# Set exercise:
Work out how many lines have "Primária" in them. Give only that number.

::: Data in this exercise :::

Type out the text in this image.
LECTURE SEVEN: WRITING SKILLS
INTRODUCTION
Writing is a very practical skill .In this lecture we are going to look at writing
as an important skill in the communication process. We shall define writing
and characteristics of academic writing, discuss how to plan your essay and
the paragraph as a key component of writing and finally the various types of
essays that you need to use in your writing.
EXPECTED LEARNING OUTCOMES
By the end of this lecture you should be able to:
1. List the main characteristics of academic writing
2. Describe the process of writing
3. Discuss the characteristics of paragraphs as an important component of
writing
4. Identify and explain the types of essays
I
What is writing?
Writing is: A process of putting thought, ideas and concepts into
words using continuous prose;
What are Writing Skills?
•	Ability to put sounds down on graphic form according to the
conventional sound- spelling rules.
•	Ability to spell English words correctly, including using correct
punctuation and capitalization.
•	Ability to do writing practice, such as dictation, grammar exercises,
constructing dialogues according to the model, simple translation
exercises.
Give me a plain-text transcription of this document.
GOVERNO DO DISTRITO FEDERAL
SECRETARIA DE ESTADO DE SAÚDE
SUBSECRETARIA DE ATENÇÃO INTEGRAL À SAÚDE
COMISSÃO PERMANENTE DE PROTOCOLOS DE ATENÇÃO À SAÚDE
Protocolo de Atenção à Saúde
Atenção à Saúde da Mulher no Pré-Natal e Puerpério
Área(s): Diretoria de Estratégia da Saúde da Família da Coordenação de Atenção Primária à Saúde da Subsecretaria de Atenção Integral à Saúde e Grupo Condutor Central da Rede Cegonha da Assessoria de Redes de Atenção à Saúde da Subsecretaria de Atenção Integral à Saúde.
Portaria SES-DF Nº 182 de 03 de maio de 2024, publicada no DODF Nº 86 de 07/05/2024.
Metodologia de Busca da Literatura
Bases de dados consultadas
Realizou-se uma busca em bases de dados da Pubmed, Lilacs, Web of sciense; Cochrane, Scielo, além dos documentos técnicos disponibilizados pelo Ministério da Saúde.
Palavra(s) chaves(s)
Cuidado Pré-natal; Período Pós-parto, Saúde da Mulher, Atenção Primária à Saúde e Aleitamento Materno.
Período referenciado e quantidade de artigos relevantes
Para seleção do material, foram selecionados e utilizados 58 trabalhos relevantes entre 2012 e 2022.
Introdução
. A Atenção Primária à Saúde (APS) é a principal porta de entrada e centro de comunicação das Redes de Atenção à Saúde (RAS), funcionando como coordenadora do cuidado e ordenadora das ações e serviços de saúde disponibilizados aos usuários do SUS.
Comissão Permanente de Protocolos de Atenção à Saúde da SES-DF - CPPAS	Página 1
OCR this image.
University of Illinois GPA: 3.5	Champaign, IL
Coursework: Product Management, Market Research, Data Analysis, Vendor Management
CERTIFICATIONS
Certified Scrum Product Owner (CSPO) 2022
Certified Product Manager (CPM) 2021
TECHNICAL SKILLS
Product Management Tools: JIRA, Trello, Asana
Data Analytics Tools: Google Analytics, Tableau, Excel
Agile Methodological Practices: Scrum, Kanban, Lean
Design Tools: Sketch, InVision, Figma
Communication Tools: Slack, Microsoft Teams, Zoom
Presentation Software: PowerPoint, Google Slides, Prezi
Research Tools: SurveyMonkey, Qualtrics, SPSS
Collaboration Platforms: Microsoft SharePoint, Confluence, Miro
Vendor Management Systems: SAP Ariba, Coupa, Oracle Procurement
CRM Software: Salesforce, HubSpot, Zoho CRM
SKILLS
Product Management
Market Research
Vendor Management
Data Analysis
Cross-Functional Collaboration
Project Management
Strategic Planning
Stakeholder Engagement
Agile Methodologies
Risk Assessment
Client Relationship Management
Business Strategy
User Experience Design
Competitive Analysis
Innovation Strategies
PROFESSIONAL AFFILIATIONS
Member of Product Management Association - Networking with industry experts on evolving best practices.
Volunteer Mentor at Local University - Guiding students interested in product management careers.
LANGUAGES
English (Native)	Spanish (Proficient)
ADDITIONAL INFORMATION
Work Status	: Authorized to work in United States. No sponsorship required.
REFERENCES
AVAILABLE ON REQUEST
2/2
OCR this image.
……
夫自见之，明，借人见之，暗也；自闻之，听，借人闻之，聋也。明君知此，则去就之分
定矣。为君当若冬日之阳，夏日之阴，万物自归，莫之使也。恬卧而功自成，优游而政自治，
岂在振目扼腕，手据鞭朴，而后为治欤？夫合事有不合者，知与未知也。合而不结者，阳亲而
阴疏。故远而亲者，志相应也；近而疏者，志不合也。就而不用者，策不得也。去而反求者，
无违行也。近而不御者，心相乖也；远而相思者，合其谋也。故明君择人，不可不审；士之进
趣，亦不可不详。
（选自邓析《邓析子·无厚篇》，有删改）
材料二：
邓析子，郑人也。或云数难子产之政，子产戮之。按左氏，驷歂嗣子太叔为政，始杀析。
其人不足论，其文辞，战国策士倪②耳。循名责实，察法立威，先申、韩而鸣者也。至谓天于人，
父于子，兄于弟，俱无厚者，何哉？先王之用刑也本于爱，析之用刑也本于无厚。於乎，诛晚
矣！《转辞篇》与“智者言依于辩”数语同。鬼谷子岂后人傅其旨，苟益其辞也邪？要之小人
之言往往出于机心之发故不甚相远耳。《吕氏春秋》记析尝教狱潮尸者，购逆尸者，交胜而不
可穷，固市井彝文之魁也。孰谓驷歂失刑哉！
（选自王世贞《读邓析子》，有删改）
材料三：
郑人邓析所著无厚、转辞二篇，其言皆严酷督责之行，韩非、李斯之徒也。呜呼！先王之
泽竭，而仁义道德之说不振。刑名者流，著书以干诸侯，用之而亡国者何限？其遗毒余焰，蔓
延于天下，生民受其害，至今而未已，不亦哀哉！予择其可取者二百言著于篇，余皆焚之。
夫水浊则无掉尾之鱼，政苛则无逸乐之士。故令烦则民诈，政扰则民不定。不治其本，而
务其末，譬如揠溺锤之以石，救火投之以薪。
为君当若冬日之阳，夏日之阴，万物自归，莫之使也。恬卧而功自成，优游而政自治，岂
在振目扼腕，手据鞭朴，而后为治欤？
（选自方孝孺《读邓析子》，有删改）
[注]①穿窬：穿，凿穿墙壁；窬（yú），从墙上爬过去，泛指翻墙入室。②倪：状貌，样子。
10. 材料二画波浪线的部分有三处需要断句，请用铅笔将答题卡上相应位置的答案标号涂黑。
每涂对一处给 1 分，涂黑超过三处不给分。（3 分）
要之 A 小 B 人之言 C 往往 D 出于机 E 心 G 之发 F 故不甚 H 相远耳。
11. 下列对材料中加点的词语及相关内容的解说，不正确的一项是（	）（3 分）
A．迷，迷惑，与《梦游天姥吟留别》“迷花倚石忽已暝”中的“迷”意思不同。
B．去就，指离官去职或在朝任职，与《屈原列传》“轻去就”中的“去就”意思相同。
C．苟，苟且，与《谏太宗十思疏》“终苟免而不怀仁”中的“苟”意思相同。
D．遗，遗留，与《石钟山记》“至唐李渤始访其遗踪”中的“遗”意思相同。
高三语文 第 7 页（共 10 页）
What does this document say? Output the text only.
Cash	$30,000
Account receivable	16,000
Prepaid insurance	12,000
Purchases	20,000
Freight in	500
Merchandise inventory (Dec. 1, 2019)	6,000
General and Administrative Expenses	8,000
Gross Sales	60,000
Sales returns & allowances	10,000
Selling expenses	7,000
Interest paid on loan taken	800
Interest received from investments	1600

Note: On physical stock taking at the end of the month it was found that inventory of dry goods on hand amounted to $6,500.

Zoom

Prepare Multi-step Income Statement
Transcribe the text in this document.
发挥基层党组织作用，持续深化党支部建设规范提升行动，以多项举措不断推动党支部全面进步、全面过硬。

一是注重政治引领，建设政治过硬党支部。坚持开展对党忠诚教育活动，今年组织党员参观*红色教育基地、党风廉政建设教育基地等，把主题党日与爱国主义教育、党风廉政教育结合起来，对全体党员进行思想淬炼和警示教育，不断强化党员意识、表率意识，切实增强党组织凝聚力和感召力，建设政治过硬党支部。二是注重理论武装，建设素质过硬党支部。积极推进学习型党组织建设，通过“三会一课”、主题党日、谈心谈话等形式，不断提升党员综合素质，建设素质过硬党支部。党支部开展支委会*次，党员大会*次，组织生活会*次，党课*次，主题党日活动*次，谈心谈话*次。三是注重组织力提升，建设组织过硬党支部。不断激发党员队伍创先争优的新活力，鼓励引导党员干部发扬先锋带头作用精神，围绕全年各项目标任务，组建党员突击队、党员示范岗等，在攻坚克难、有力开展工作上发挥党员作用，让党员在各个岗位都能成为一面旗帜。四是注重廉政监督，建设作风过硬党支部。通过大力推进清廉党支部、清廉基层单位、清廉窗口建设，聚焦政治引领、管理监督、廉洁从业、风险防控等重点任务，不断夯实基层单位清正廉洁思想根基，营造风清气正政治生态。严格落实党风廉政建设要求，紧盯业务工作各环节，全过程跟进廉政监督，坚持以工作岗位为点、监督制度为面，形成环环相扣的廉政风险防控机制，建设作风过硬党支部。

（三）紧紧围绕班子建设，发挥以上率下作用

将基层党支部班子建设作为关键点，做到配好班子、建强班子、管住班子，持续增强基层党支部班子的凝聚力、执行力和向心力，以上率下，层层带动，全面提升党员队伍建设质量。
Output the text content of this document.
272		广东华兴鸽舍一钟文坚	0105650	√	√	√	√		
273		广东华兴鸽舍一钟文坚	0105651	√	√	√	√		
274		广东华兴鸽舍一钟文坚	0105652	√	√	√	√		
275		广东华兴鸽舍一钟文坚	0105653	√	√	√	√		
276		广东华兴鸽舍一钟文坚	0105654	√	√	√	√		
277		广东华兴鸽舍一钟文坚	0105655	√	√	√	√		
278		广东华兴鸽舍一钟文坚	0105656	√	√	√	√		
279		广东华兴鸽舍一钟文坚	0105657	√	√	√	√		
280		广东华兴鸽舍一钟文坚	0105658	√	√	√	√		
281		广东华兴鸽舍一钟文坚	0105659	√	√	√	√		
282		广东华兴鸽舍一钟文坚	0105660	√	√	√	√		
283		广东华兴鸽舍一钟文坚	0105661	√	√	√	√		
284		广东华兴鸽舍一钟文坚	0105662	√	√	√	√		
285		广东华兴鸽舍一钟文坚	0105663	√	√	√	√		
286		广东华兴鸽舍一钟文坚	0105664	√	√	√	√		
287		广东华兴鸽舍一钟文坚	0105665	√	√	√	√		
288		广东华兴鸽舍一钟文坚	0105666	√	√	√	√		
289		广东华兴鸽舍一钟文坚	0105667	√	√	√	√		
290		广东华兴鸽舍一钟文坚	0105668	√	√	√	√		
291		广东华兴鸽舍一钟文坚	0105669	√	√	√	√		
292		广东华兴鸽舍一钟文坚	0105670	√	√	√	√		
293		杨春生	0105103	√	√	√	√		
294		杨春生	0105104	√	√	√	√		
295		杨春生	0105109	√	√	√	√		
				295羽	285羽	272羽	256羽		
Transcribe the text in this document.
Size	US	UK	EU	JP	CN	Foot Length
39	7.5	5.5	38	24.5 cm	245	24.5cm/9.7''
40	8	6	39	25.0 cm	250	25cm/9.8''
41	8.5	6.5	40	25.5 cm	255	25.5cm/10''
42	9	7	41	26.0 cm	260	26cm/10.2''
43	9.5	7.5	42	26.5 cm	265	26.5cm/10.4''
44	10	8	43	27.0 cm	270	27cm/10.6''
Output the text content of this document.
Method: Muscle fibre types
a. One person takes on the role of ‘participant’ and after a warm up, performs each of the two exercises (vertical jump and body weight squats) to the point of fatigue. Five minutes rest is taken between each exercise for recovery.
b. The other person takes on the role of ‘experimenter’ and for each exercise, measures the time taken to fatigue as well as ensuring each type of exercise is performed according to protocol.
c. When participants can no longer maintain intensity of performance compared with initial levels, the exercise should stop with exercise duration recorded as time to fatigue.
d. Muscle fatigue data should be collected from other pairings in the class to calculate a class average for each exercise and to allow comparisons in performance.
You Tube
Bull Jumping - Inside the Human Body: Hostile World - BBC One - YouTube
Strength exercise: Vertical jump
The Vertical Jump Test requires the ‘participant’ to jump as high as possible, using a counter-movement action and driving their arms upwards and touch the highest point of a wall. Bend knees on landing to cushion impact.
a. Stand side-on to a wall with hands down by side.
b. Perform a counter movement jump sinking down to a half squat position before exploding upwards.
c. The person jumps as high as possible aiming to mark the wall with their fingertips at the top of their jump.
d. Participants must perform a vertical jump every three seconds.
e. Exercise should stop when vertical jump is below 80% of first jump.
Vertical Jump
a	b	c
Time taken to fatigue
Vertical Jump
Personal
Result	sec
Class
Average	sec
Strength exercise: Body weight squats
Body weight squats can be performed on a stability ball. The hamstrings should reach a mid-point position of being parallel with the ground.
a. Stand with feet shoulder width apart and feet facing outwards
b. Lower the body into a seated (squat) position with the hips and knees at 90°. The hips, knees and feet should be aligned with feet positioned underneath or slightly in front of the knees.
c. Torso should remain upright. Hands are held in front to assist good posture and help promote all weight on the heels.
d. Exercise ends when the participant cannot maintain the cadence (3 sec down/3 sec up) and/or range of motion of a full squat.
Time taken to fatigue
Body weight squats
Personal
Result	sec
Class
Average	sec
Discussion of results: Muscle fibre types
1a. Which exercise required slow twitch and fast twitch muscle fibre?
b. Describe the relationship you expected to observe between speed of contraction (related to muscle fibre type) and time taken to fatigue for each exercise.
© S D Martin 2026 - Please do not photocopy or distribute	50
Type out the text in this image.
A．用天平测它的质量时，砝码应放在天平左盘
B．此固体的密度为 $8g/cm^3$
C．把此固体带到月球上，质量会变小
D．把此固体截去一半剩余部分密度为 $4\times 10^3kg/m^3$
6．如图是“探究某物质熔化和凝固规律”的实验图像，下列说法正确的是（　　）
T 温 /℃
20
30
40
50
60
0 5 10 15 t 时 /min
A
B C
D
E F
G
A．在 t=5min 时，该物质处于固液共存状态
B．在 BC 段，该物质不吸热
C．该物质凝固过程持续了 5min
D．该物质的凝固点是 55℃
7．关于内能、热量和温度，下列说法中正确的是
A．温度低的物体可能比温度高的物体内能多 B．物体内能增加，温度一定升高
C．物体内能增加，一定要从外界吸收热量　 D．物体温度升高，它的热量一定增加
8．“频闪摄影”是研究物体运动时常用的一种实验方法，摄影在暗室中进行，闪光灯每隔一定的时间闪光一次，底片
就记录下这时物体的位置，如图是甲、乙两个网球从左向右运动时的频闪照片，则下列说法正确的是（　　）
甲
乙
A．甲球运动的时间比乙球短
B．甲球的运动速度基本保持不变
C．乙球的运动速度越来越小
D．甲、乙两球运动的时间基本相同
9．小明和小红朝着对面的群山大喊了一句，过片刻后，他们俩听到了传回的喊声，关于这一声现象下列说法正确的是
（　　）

:::

# Solution for this exercise:
3